Dataset items:
______________________________

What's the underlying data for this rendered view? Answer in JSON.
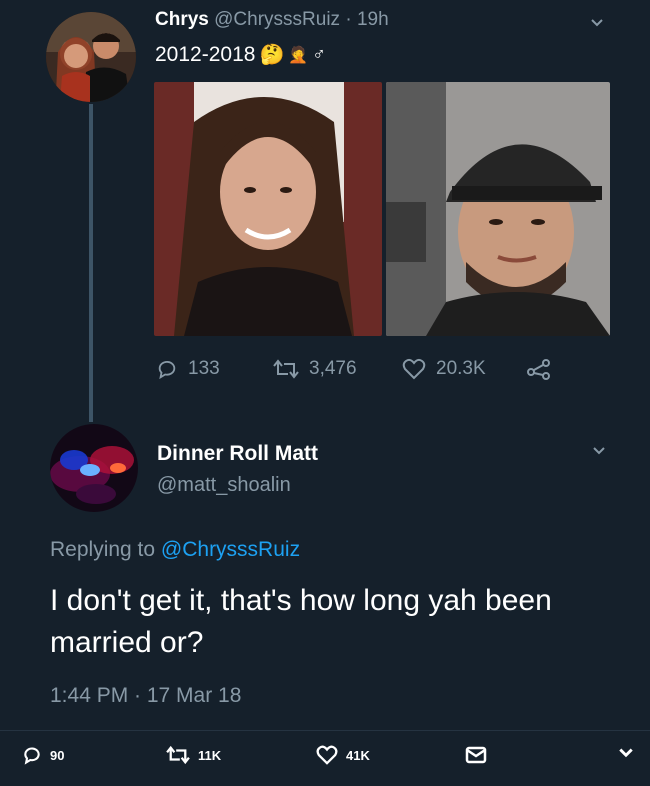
{
  "tweet": {
    "name": "Chrys",
    "handle": "@ChrysssRuiz",
    "time": "· 19h",
    "text": "2012-2018",
    "emoji_thinking": "🤔",
    "emoji_facepalm": "🤦",
    "male_sign": "♂",
    "stats": {
      "replies": "133",
      "retweets": "3,476",
      "likes": "20.3K"
    }
  },
  "reply": {
    "name": "Dinner Roll Matt",
    "handle": "@matt_shoalin",
    "replying_prefix": "Replying to",
    "replying_handle": "@ChrysssRuiz",
    "text": "I don't get it, that's how long yah been married or?",
    "timestamp": "1:44 PM · 17 Mar 18"
  },
  "bottom_bar": {
    "replies": "90",
    "retweets": "11K",
    "likes": "41K"
  },
  "colors": {
    "background": "#15202b",
    "muted": "#8899a6",
    "link": "#1da1f2",
    "thread_line": "#3d5466"
  }
}
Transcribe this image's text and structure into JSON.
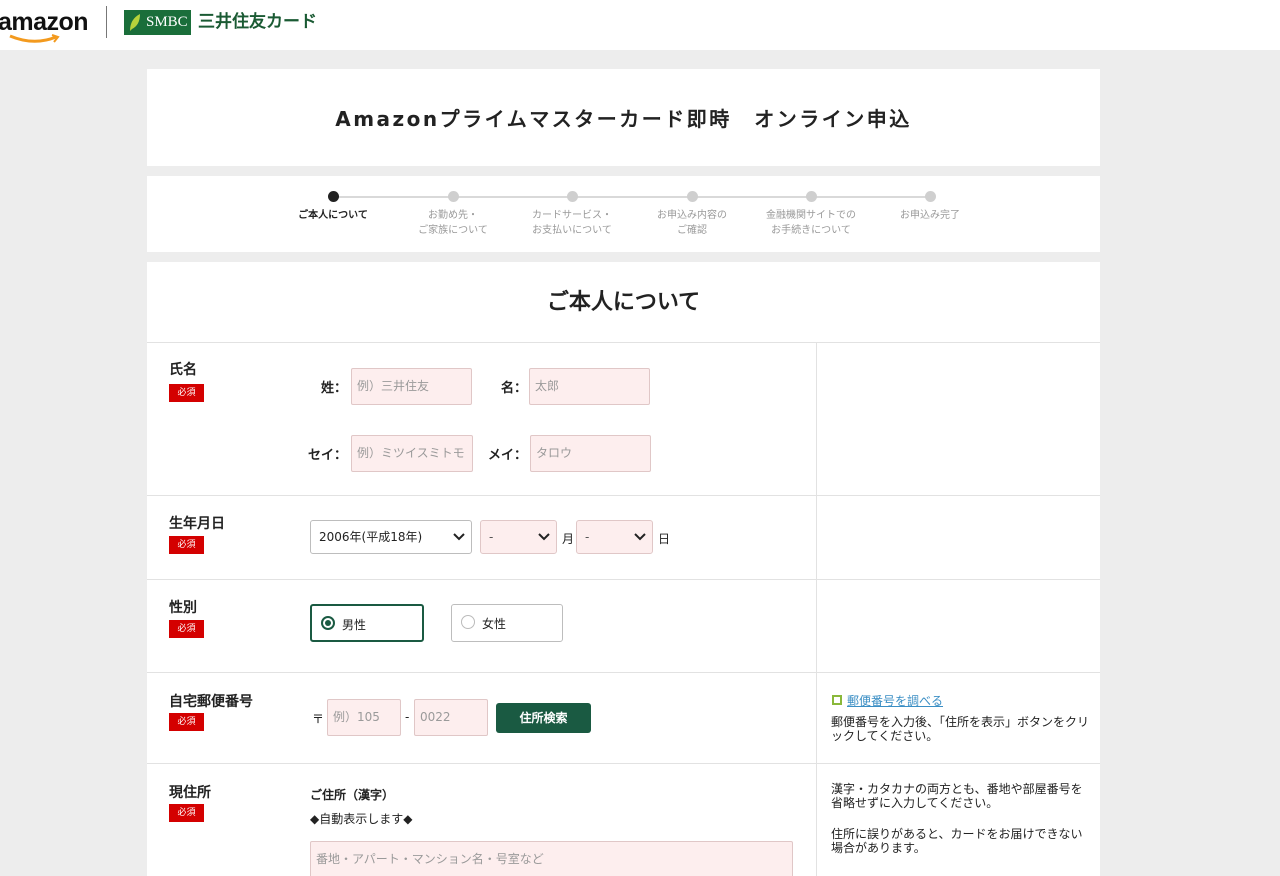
{
  "header": {
    "amazon_logo": "amazon",
    "smbc_logo": "SMBC",
    "smbc_card_name": "三井住友カード"
  },
  "page_title": "Amazonプライムマスターカード即時　オンライン申込",
  "steps": [
    {
      "label": "ご本人について",
      "active": true
    },
    {
      "label": "お勤め先・\nご家族について",
      "active": false
    },
    {
      "label": "カードサービス・\nお支払いについて",
      "active": false
    },
    {
      "label": "お申込み内容の\nご確認",
      "active": false
    },
    {
      "label": "金融機関サイトでの\nお手続きについて",
      "active": false
    },
    {
      "label": "お申込み完了",
      "active": false
    }
  ],
  "section_title": "ご本人について",
  "required_badge": "必須",
  "name": {
    "label": "氏名",
    "sei_label": "姓：",
    "sei_placeholder": "例）三井住友",
    "mei_label": "名：",
    "mei_placeholder": "太郎",
    "sei_kana_label": "セイ：",
    "sei_kana_placeholder": "例）ミツイスミトモ",
    "mei_kana_label": "メイ：",
    "mei_kana_placeholder": "タロウ"
  },
  "birthdate": {
    "label": "生年月日",
    "year_value": "2006年(平成18年)",
    "month_value": "-",
    "month_unit": "月",
    "day_value": "-",
    "day_unit": "日"
  },
  "gender": {
    "label": "性別",
    "male": "男性",
    "female": "女性",
    "selected": "男性"
  },
  "postal": {
    "label": "自宅郵便番号",
    "prefix": "〒",
    "first_placeholder": "例）105",
    "dash": "-",
    "second_placeholder": "0022",
    "search_button": "住所検索",
    "lookup_link": "郵便番号を調べる",
    "note": "郵便番号を入力後、「住所を表示」ボタンをクリックしてください。"
  },
  "address": {
    "label": "現住所",
    "kanji_label": "ご住所（漢字）",
    "auto_note": "◆自動表示します◆",
    "line_placeholder": "番地・アパート・マンション名・号室など",
    "note1": "漢字・カタカナの両方とも、番地や部屋番号を省略せずに入力してください。",
    "note2": "住所に誤りがあると、カードをお届けできない場合があります。"
  },
  "colors": {
    "brand_green": "#1a5a42",
    "required_red": "#d40000",
    "input_pink": "#fdeeee",
    "link_blue": "#3a8ec4"
  }
}
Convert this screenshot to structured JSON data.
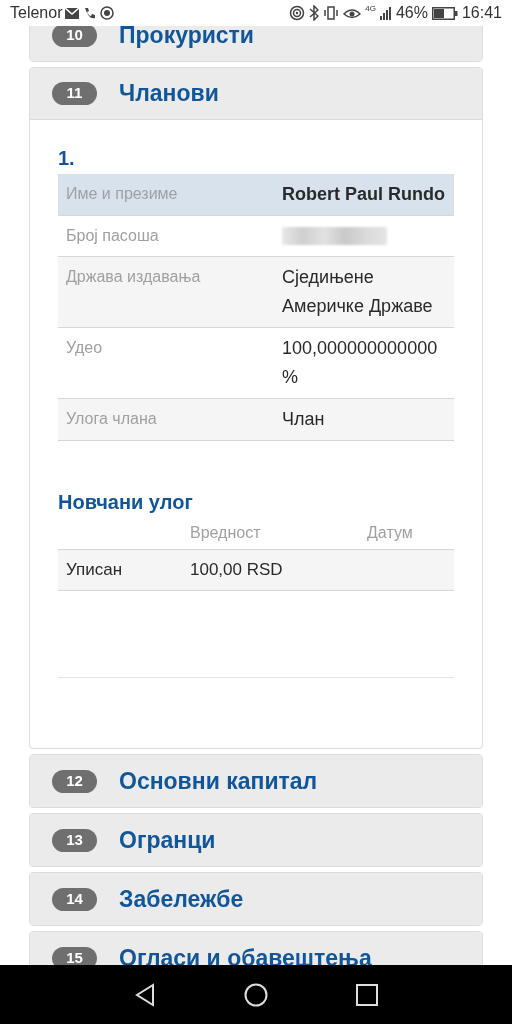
{
  "status_bar": {
    "carrier": "Telenor",
    "network": "4G",
    "battery": "46%",
    "time": "16:41"
  },
  "sections": [
    {
      "number": "10",
      "title": "Прокуристи",
      "expanded": false
    },
    {
      "number": "11",
      "title": "Чланови",
      "expanded": true,
      "members": [
        {
          "index": "1.",
          "rows": [
            {
              "kind": "heading",
              "label": "Име и презиме",
              "value": "Robert Paul Rundo"
            },
            {
              "kind": "redacted",
              "label": "Број пасоша"
            },
            {
              "kind": "field",
              "label": "Држава издавања",
              "value": "Сједињене Америчке Државе"
            },
            {
              "kind": "field",
              "label": "Удео",
              "value": "100,000000000000 %"
            },
            {
              "kind": "field",
              "label": "Улога члана",
              "value": "Члан"
            }
          ]
        }
      ],
      "contribution": {
        "title": "Новчани улог",
        "columns": [
          "Вредност",
          "Датум"
        ],
        "rows": [
          {
            "type": "Уписан",
            "value": "100,00 RSD"
          }
        ]
      }
    },
    {
      "number": "12",
      "title": "Основни капитал",
      "expanded": false
    },
    {
      "number": "13",
      "title": "Огранци",
      "expanded": false
    },
    {
      "number": "14",
      "title": "Забележбе",
      "expanded": false
    },
    {
      "number": "15",
      "title": "Огласи и обавештења",
      "expanded": false
    }
  ]
}
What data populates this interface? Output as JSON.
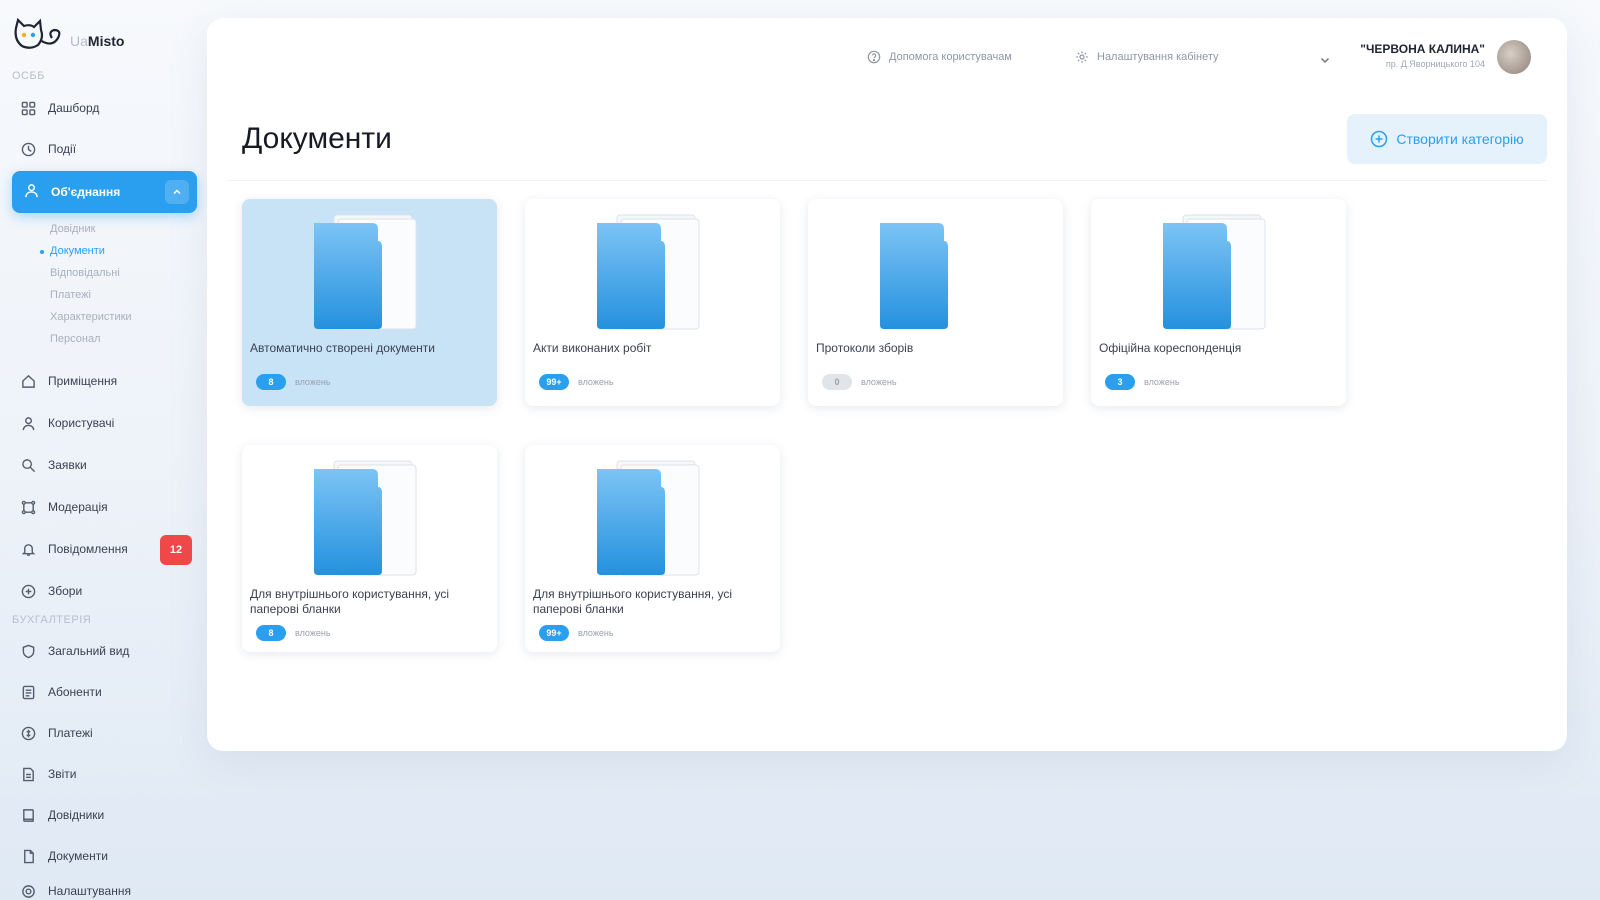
{
  "brand": {
    "prefix": "Ua",
    "name": "Misto"
  },
  "sidebar": {
    "section_main": "ОСББ",
    "section_accounting": "БУХГАЛТЕРІЯ",
    "items_top": [
      {
        "label": "Дашборд",
        "icon": "grid-icon"
      },
      {
        "label": "Події",
        "icon": "clock-icon"
      }
    ],
    "active": {
      "label": "Об'єднання",
      "icon": "users-icon"
    },
    "subitems": [
      "Довідник",
      "Документи",
      "Відповідальні",
      "Платежі",
      "Характеристики",
      "Персонал"
    ],
    "active_subitem_index": 1,
    "items_mid": [
      {
        "label": "Приміщення",
        "icon": "home-icon"
      },
      {
        "label": "Користувачі",
        "icon": "user-icon"
      },
      {
        "label": "Заявки",
        "icon": "request-icon"
      },
      {
        "label": "Модерація",
        "icon": "moderation-icon"
      },
      {
        "label": "Повідомлення",
        "icon": "bell-icon"
      },
      {
        "label": "Збори",
        "icon": "meeting-icon"
      }
    ],
    "notifications_badge": "12",
    "items_accounting": [
      {
        "label": "Загальний вид",
        "icon": "shield-icon"
      },
      {
        "label": "Абоненти",
        "icon": "subscriber-icon"
      },
      {
        "label": "Платежі",
        "icon": "coin-icon"
      },
      {
        "label": "Звіти",
        "icon": "report-icon"
      },
      {
        "label": "Довідники",
        "icon": "book-icon"
      },
      {
        "label": "Документи",
        "icon": "document-icon"
      },
      {
        "label": "Налаштування",
        "icon": "settings-icon"
      }
    ]
  },
  "header": {
    "help_label": "Допомога користувачам",
    "settings_label": "Налаштування кабінету",
    "user_name": "\"ЧЕРВОНА КАЛИНА\"",
    "user_sub": "пр. Д.Яворницького 104",
    "page_title": "Документи",
    "create_button": "Створити категорію"
  },
  "cards": [
    {
      "name": "Автоматично створені документи",
      "count": "8",
      "count_label": "вложень",
      "selected": true,
      "empty": false
    },
    {
      "name": "Акти виконаних робіт",
      "count": "99+",
      "count_label": "вложень",
      "selected": false,
      "empty": false
    },
    {
      "name": "Протоколи зборів",
      "count": "0",
      "count_label": "вложень",
      "selected": false,
      "empty": true
    },
    {
      "name": "Офіційна кореспонденція",
      "count": "3",
      "count_label": "вложень",
      "selected": false,
      "empty": false
    },
    {
      "name": "Для внутрішнього користування, усі паперові бланки",
      "count": "8",
      "count_label": "вложень",
      "selected": false,
      "empty": false
    },
    {
      "name": "Для внутрішнього користування, усі паперові бланки",
      "count": "99+",
      "count_label": "вложень",
      "selected": false,
      "empty": false
    }
  ],
  "colors": {
    "accent": "#2a9ff0",
    "danger": "#f04848",
    "selected_card": "#c8e2f6"
  }
}
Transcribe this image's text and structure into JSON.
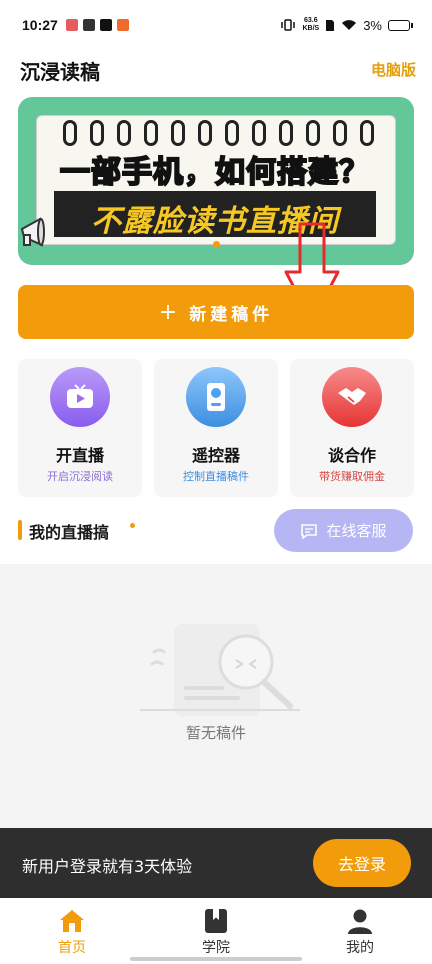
{
  "status_bar": {
    "time": "10:27",
    "speed_value": "63.6",
    "speed_unit": "KB/S",
    "battery": "3%"
  },
  "header": {
    "title": "沉浸读稿",
    "desktop_link": "电脑版"
  },
  "banner": {
    "line1": "一部手机，如何搭建？",
    "line2": "不露脸读书直播间"
  },
  "new_button": {
    "label": "新建稿件"
  },
  "cards": [
    {
      "title": "开直播",
      "subtitle": "开启沉浸阅读",
      "icon": "tv-icon",
      "color": "#9b6bf0",
      "sub_color": "#8a6fd6"
    },
    {
      "title": "遥控器",
      "subtitle": "控制直播稿件",
      "icon": "remote-icon",
      "color": "#4aa2f5",
      "sub_color": "#3d8ee0"
    },
    {
      "title": "谈合作",
      "subtitle": "带货赚取佣金",
      "icon": "handshake-icon",
      "color": "#f0474a",
      "sub_color": "#d94545"
    }
  ],
  "section": {
    "title": "我的直播搞",
    "service_button": "在线客服"
  },
  "empty": {
    "text": "暂无稿件"
  },
  "login_banner": {
    "text": "新用户登录就有3天体验",
    "button": "去登录"
  },
  "bottom_nav": {
    "items": [
      {
        "label": "首页",
        "icon": "home-icon",
        "active": true
      },
      {
        "label": "学院",
        "icon": "book-icon",
        "active": false
      },
      {
        "label": "我的",
        "icon": "user-icon",
        "active": false
      }
    ]
  },
  "colors": {
    "accent": "#f39c0b",
    "banner_green": "#63c79a",
    "service_button": "#b7b6f5"
  }
}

______________________________

__THE TASK__:
Pull every line containing the word "ご本人について" out of the material.

__REPLY TO THE TASK__:
      "label": "ご本人について",
  "section_title": "ご本人について",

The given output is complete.